TASKS TO CARRY OUT:
1. Translate this sentence from the article on contracts below into Spanish: "A contract is an agreement made between two or more parties that is enforceable by law."
2. Pick up the article on contracts below after its final sentence and extend it in the same technical voice.

SOURCE TEXT:
##############################

This article has been written by Meera Patel, a B.A. L.L.B student from the Maharaja Sayajirao University, Faculty of Law, Vadodara. This is an exhaustive article that covers quasi-contracts, its types, and other important details in the light of relevant case laws.
This article has been published by Sneha Mahawar.
Table of Contents
What is a contract
A contract is an agreement made between two or more parties that is enforceable by law. Section 2(h) of the Indian Contract Act, 1872 states that “An agreement enforceable by law is a contract”. This definition is based on the definition of contracts stated by Frederick Pollock who was an English jurist. His definition states that “Every agreement and promise enforceable by law is a contract”.
Sir William Anson who was a British Jurist and a unionist stated that a contract is “a legally binding agreement between 2 or more persons by which rights are acquired by one or more to acts or forbearance (abstaining from doing something) on the part of others”
Salmond who was a Scottish politician stated, “A contract is an agreement creating and defining obligation between two or more persons by which rights are acquired by one or more to acts or forbearance on the part of others”
Two of the most basic requirements or elements that are needed to create a contract are:
- Agreement: An agreement is a promise or a set of promises which is used to form consideration for all the parties involved as mentioned in Section 2(e) of the Indian Contract Act, 1872.
- Enforceability by law: All types of agreements are required to be legally sound to be passed as contracts in the eyes of the Courts.
To form an agreement, there must be a proposal or an offer by one of the parties and its acceptance by the other and that is why it is necessary for an agreement in a contract for it to be accepted as a proposal. In simpler terms :
Agreement = Offer + Acceptance.
For example: In a hypothetical situation, Amrita who owns a cow makes an offer to sell the cow to Manish in exchange for 20,000 rupees. Manish gives his consent (acceptance) to buy the cow from Amrita and due to the fact that there exists an offer and an acceptance, an agreement is formulated which in return formulates a contract between the two parties.
Consensus ad idem
Consensus ad idem is an important element that constitutes an agreement and therefore it is an important element for the formulation of the contract. This is a Latin phrase that in literal terms states that all the parties involved in making a contract are on the same page about all the details of the contract and everyone has accepted the offered contractual obligations of each party.
In other words, the parties involved in the agreement must agree on all the subject matters of the agreement in the same sense and time. If there is no consensus ad idem, there is no agreement and therefore there is no contract. For example: In a hypothetical situation, Karan, is the owner of 2 horses one of which is a racehorse and the other one is a show breed horse. Karan intends on selling the show-breed horse. He made an offer to sell the show breed to Lata but Lata thinks that she is purchasing the racehorse from him due to a misunderstanding. There is no consensus ad idem and thus, no contract.
Essential elements of a valid contract
To understand and remember the elements of a valid contract, try to imagine a pizza. Try to visualize a pizza with all its toppings. In this context, just like how the ingredients of a pizza are important to make it edible, the elements that are listed below are required to make a contract legally sound and acceptable in the courts of law. Without the elements listed below, the agreement won’t be a contract. According to Section 10 of the Indian Contract Act, 1872, all agreements are contracts if they are made by the free consent of the parties involved who are competent to form a contract while keeping in mind that there is a lawful consideration and lawful objects involved in the contract. To become a contract, an agreement must have the following essential elements:
- Offer and acceptance: There must be two or more parties to form an agreement. The terms of the offer need to be definite and the acceptance must be absolute.

##############################

PROVIDED DATA:
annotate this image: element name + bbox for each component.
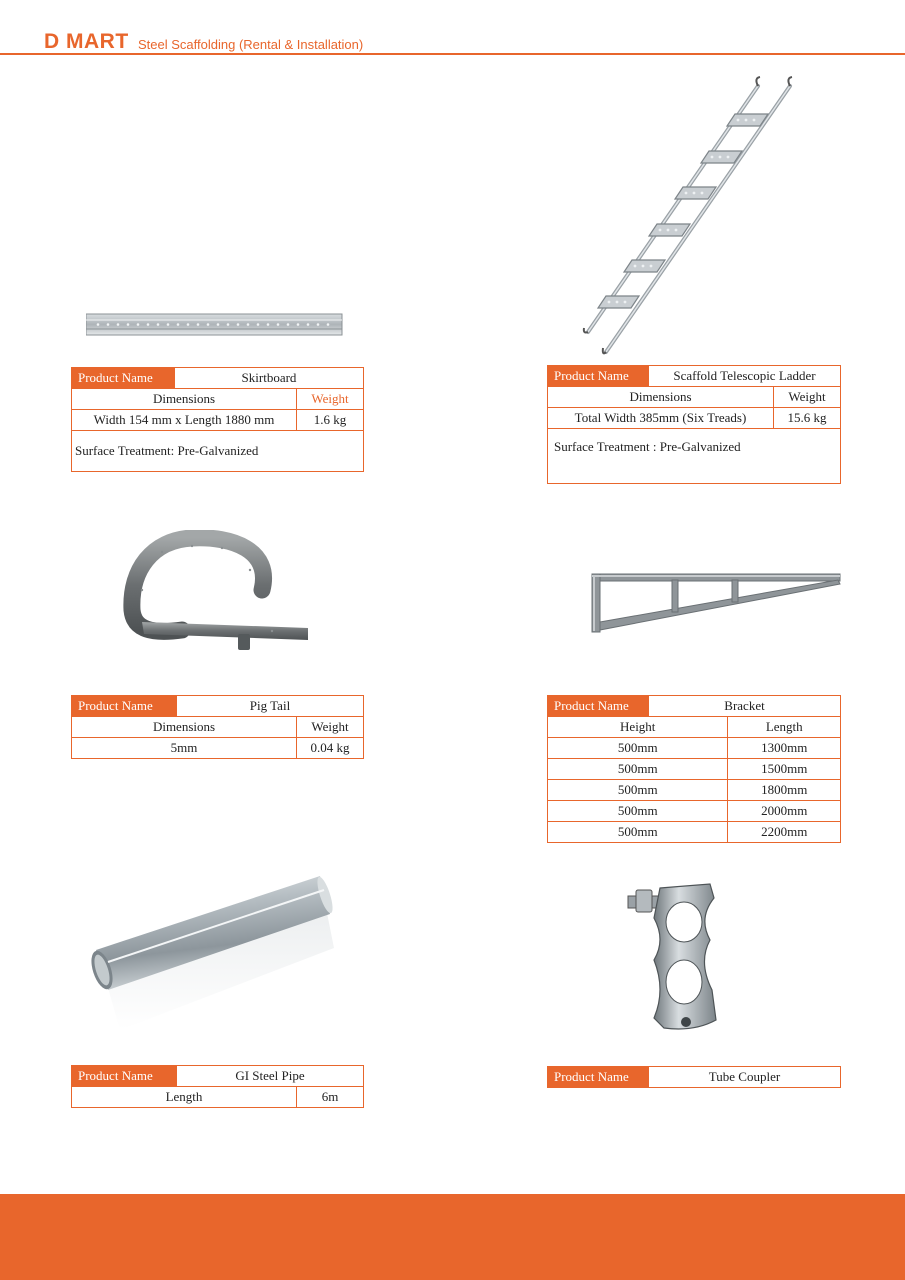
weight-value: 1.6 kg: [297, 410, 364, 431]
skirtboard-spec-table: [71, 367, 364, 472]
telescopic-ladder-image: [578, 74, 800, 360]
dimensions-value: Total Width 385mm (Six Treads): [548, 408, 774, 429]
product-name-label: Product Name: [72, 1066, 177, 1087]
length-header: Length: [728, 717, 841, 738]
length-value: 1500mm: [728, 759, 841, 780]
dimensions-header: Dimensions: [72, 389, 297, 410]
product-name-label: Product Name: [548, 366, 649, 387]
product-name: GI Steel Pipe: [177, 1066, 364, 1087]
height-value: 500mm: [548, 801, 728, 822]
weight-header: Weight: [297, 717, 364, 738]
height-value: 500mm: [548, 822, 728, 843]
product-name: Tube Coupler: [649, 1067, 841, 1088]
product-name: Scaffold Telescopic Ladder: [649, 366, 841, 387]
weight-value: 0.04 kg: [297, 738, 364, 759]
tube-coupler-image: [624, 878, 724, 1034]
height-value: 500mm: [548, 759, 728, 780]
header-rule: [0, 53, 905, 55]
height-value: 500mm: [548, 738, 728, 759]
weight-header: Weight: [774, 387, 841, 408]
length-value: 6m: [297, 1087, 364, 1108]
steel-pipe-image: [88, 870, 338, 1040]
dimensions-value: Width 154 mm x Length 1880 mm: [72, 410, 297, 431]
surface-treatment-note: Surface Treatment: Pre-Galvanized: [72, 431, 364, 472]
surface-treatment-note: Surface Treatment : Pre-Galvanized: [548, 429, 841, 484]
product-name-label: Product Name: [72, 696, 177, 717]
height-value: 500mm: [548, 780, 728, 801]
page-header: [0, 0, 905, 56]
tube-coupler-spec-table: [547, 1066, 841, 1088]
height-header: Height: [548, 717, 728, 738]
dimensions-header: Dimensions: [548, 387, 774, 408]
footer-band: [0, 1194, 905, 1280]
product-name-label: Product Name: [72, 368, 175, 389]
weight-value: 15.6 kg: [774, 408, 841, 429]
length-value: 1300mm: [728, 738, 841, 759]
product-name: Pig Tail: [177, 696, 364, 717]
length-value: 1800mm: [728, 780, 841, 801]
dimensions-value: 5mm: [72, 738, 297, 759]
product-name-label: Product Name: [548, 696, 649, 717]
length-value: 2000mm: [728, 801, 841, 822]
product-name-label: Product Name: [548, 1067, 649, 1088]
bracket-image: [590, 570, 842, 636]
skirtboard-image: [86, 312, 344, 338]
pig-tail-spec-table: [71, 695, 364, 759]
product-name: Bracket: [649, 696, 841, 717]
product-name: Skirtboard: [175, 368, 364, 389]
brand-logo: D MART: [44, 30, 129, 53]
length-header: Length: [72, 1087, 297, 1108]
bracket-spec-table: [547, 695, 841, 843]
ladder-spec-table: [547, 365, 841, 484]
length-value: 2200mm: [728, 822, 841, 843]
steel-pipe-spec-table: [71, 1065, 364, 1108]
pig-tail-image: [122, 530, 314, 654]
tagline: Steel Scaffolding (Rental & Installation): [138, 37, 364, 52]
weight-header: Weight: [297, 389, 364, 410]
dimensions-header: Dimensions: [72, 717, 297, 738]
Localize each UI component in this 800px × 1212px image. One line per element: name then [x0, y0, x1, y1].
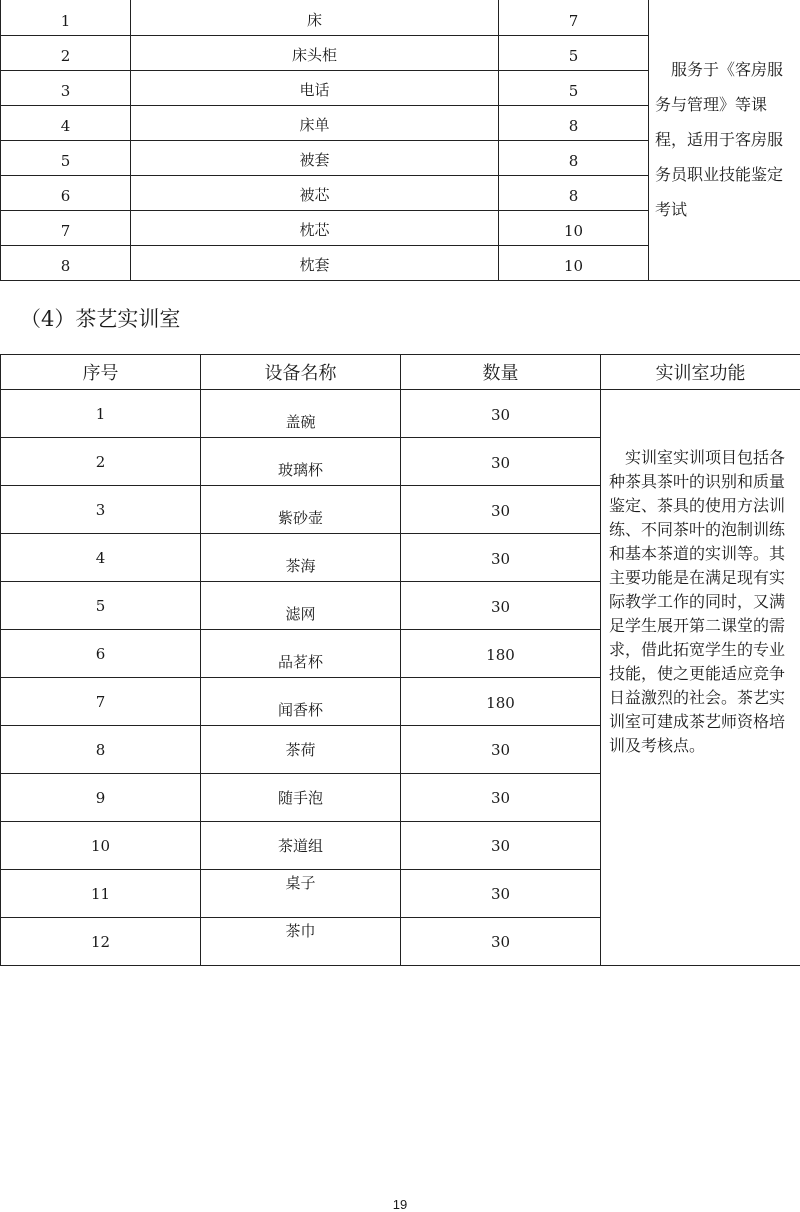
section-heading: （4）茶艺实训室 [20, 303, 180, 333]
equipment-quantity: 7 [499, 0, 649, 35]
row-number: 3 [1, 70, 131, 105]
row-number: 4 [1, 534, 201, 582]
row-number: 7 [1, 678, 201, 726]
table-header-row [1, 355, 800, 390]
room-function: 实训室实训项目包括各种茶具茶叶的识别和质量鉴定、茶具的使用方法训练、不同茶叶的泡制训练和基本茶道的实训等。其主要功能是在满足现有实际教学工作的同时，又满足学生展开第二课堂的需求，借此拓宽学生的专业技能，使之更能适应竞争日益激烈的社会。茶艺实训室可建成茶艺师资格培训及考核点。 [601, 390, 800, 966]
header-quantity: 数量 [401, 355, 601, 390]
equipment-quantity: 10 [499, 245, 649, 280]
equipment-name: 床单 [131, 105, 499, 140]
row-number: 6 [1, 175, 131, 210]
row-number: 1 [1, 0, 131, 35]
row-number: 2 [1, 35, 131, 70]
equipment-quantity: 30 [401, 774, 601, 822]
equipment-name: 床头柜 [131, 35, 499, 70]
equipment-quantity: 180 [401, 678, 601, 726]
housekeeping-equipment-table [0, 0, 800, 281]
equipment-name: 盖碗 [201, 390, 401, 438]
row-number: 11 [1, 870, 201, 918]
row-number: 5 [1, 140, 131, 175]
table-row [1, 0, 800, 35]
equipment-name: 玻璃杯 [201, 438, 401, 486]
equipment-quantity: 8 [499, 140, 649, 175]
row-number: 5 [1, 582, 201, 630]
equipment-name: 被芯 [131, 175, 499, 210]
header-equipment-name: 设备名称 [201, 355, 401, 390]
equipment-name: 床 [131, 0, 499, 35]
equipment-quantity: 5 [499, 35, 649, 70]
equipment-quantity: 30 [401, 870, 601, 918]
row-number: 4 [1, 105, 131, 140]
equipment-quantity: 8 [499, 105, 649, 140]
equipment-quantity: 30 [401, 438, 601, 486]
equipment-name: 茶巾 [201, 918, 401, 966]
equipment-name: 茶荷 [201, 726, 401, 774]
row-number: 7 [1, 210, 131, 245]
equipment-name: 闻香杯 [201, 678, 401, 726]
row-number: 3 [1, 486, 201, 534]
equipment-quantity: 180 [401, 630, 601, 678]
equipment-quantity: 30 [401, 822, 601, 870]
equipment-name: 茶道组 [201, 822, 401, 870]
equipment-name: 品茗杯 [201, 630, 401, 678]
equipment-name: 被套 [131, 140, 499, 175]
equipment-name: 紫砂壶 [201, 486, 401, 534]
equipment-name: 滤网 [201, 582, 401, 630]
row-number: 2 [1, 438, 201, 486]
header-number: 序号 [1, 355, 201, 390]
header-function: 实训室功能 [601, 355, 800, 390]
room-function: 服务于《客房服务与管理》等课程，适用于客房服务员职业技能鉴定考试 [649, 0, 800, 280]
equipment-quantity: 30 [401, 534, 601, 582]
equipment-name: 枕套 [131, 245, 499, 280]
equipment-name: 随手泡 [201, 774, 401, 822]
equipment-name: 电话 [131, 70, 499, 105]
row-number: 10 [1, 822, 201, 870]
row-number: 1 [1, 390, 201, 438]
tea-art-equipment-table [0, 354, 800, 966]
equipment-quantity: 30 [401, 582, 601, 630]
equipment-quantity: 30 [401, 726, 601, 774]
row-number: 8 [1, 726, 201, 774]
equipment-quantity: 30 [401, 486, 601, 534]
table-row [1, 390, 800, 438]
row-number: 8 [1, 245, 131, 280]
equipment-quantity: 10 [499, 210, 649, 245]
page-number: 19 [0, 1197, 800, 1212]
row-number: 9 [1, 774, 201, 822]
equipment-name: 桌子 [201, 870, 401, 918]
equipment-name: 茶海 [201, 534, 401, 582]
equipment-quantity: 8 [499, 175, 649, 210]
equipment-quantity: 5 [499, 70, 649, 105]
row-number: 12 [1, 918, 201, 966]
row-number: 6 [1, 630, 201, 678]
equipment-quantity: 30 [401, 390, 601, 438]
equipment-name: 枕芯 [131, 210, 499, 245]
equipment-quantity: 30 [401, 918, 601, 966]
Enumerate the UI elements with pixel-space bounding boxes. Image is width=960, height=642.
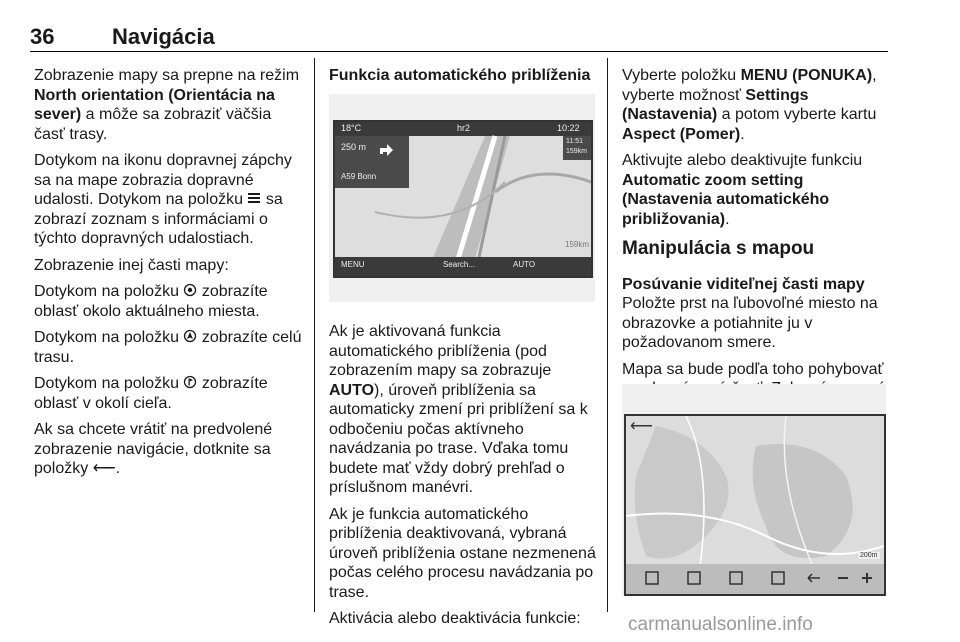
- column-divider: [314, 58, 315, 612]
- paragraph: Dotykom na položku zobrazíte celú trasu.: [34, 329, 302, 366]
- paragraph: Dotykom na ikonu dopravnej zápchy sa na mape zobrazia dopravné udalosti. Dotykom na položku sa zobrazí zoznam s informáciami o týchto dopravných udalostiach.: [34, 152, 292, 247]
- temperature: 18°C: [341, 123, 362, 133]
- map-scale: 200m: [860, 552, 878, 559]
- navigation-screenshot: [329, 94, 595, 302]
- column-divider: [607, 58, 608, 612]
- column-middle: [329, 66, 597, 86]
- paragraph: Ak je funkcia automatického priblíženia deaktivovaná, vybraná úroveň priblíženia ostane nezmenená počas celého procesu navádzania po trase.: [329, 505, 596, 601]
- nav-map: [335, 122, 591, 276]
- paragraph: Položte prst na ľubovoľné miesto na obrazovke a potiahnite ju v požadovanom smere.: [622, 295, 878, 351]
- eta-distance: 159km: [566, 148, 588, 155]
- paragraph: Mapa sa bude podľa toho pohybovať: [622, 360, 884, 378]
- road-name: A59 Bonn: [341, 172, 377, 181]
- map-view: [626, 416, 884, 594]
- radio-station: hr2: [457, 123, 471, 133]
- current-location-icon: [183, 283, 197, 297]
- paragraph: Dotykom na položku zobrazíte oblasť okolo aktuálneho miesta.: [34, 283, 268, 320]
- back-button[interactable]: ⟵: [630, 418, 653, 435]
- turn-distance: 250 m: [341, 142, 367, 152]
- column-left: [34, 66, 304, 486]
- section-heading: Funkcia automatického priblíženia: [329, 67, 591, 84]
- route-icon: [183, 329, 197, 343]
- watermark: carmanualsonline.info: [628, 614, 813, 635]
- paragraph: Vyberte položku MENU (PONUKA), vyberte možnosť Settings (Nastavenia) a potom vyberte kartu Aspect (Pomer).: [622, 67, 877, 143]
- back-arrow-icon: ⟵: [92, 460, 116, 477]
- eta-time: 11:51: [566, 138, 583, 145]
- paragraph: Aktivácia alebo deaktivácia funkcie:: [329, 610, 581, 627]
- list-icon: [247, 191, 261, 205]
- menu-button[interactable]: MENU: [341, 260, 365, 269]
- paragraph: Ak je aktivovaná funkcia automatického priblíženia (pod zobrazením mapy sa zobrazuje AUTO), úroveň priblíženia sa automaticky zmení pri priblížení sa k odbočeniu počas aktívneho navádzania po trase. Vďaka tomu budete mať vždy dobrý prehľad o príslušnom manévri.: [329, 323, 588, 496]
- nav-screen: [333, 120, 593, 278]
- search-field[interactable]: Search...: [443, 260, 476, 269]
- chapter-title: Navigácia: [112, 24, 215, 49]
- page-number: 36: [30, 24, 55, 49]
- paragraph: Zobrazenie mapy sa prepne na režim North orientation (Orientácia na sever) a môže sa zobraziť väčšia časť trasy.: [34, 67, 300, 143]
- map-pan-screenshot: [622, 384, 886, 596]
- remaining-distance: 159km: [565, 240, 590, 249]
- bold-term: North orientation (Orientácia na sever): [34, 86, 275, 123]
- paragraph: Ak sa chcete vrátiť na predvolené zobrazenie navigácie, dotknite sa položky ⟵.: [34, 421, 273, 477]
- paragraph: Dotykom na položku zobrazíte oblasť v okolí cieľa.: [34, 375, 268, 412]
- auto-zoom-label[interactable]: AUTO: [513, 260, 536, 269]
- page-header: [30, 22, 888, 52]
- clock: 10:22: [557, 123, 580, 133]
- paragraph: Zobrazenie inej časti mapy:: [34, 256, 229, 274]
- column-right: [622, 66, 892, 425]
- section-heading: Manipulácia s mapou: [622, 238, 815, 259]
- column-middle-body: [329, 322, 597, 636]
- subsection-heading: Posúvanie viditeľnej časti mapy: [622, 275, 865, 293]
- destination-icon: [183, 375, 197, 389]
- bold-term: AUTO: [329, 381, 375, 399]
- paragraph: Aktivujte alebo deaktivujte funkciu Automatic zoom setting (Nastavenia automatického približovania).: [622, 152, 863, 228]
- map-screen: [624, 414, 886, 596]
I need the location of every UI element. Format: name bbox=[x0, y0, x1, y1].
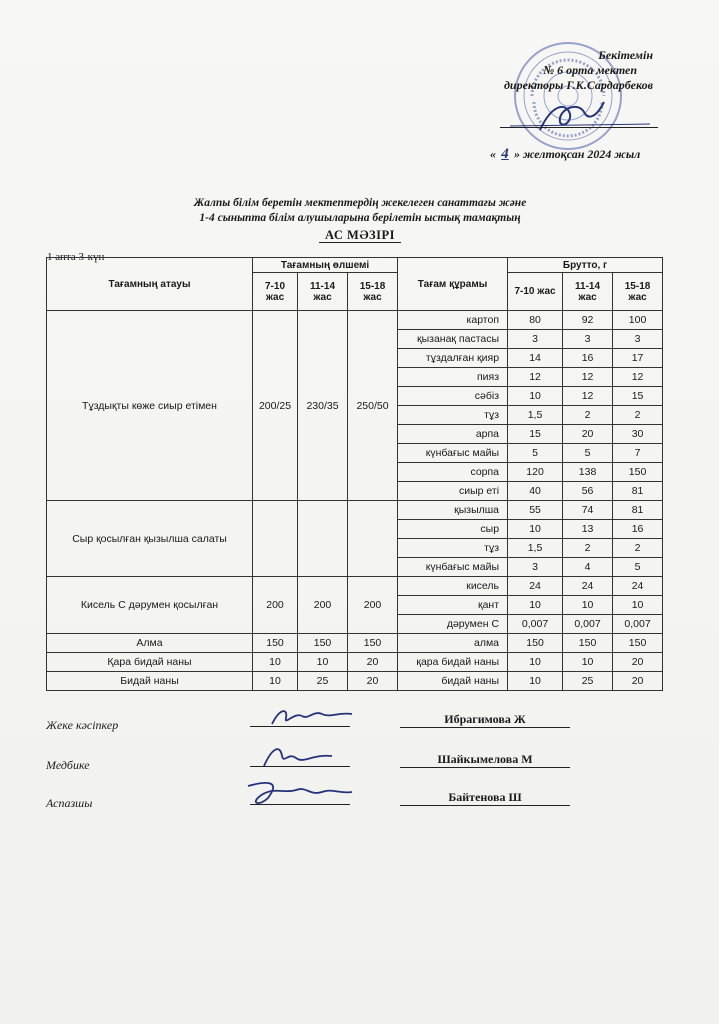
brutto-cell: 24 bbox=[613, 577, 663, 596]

##############################

OUTPUTS:
1. Un contrato es un acuerdo celebrado entre dos o más partes que es exigible por ley.

2.
- Intention to create a legally valid offer: When the involved parties decide to enter into an agreement, their intention to create an agreement should have legal validity. If the legal validity factor is missing, then there will be no contract. Agreement of a social or domestic nature does not constitute a legal relationship as there are no such contracts.
- Lawful consideration: Section 2(d) of the Indian Contract Act, 1872 states that “When, at the desire of the promisor, the promisee or any other person has done or abstained from doing, or does or abstains from doing, or promises to do or to abstain from doing, something, such act or abstinence or promise is called a consideration for the promise”. In layman’s language, any agreement enforceable by law must be supported by consideration of both parties.
- Competency of a party: Parties who are incompetent to enter into a valid and legally binding contract include minors, mentally unsound minds, and anyone who is not qualified to enter into a contract by law to which they are subject. A flaw incapacity to enter into a contract may arise from idiocy, drunkenness, lunacy, etc too. If a party experiences any such form of flaws, the agreement will not be enforceable.
- Free consent: The term ‘free’ means ‘able to act or be done as one wishes and not under the control of another. It means that all the parties should have free consent to enter into an agreement. The absence of free consent due to coercion, undue influence, misrepresentation, etc results in forming a void contract.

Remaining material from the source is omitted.